* _INSTRUCTIONS TO FOLLOW_
Report each line of the data that has "under" somewhere in it.

* _RAW RECORDS_
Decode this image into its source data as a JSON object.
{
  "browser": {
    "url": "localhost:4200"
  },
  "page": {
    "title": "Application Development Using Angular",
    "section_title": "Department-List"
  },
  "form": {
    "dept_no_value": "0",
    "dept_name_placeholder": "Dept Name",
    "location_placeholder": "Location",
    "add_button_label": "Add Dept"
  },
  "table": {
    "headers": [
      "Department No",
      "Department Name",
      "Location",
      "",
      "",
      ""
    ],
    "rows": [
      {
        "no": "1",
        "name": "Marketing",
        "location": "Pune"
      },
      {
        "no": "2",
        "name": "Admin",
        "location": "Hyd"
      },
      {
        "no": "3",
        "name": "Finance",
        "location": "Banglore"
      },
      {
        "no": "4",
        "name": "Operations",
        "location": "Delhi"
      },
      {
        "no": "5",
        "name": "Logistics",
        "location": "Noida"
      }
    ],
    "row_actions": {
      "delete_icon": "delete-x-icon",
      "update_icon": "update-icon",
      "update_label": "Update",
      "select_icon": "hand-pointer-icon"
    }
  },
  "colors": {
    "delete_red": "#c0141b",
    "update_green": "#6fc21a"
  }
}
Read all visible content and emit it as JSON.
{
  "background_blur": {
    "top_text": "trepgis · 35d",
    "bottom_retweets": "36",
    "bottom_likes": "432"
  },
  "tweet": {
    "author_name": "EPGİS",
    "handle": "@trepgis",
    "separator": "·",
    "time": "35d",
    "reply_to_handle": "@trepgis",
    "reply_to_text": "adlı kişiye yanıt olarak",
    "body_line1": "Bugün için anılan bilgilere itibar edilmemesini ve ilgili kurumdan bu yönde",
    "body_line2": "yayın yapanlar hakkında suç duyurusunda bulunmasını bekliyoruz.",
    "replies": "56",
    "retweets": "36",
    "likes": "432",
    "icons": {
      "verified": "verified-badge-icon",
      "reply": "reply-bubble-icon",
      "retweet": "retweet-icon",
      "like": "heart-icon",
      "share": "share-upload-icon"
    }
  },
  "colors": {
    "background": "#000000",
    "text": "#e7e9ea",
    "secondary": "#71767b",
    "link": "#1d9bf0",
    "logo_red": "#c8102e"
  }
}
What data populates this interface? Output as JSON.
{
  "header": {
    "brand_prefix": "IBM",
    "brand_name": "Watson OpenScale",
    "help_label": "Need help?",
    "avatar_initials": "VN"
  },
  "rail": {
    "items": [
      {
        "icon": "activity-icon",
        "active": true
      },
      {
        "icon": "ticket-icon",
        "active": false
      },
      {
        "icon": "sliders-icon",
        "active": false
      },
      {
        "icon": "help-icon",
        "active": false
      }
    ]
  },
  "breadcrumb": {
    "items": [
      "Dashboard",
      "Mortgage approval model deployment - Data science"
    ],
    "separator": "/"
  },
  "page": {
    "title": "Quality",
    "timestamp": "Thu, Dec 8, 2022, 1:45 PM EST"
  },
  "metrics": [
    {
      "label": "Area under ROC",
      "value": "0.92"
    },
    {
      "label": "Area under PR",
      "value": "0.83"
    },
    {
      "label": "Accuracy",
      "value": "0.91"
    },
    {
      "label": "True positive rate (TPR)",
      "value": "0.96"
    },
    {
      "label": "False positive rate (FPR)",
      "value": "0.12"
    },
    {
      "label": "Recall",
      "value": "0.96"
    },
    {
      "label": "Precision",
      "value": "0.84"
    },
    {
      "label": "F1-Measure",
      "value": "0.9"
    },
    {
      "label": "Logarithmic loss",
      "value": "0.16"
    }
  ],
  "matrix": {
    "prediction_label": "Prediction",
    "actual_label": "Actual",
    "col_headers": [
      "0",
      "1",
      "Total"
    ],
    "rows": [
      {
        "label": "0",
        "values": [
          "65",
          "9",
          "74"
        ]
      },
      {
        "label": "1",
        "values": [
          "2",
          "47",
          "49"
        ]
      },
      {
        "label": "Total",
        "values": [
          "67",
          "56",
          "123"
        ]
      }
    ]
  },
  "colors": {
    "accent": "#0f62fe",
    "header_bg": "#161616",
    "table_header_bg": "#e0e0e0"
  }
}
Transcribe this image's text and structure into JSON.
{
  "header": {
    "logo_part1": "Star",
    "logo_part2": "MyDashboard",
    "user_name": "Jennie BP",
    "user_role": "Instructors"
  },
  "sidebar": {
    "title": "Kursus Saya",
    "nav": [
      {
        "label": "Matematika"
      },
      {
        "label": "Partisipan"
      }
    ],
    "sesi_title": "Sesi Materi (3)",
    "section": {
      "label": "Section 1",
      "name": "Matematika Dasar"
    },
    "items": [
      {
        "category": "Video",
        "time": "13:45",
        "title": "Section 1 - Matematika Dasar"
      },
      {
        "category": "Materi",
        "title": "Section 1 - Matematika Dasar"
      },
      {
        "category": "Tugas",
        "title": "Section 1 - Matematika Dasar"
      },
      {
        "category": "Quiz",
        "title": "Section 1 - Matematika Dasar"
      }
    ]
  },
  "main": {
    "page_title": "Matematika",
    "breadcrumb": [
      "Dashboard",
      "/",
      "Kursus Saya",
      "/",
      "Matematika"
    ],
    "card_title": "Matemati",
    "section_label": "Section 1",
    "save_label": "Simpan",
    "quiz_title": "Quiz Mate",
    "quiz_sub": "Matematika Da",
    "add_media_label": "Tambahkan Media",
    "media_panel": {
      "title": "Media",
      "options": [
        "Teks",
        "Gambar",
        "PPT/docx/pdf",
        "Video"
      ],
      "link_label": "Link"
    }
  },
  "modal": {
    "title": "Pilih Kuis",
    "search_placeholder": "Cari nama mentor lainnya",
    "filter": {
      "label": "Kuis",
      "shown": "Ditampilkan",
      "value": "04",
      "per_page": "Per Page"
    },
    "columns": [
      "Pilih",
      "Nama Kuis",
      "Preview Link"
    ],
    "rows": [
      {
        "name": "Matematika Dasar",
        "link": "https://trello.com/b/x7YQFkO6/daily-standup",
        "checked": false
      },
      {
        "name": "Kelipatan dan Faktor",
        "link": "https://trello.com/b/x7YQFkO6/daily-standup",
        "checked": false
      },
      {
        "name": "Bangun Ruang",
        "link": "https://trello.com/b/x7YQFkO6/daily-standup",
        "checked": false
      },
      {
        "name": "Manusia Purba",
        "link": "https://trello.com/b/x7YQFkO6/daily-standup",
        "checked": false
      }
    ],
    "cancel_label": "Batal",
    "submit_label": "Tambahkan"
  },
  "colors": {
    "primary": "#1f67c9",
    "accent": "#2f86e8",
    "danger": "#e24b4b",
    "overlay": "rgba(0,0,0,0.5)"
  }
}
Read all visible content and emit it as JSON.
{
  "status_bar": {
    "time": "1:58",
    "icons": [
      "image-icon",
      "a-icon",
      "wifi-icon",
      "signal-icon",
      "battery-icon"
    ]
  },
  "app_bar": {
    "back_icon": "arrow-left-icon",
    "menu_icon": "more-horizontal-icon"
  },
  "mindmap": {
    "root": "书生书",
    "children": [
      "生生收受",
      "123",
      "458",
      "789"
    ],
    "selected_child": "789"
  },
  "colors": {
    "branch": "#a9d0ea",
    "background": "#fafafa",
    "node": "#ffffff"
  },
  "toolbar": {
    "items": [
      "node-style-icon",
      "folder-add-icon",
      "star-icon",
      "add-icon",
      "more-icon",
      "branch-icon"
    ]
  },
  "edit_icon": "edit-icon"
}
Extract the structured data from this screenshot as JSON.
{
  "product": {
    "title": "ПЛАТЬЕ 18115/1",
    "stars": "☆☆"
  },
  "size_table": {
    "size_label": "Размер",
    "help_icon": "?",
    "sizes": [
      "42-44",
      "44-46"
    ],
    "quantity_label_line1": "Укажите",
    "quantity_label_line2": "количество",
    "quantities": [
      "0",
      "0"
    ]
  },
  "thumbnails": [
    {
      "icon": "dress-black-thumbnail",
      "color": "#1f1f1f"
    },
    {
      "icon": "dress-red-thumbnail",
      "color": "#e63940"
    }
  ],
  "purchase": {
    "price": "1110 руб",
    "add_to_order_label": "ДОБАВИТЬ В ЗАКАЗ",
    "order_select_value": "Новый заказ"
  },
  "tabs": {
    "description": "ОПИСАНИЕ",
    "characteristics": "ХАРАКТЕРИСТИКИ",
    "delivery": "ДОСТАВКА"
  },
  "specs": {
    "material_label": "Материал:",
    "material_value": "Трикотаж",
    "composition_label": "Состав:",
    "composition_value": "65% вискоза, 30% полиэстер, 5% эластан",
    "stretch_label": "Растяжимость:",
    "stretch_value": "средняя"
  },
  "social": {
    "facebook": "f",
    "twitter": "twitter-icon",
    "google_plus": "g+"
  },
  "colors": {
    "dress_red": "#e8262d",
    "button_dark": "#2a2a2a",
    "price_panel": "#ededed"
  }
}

* _WRITTEN REPLY_
      "label": "Area under ROC",
      "label": "Area under PR",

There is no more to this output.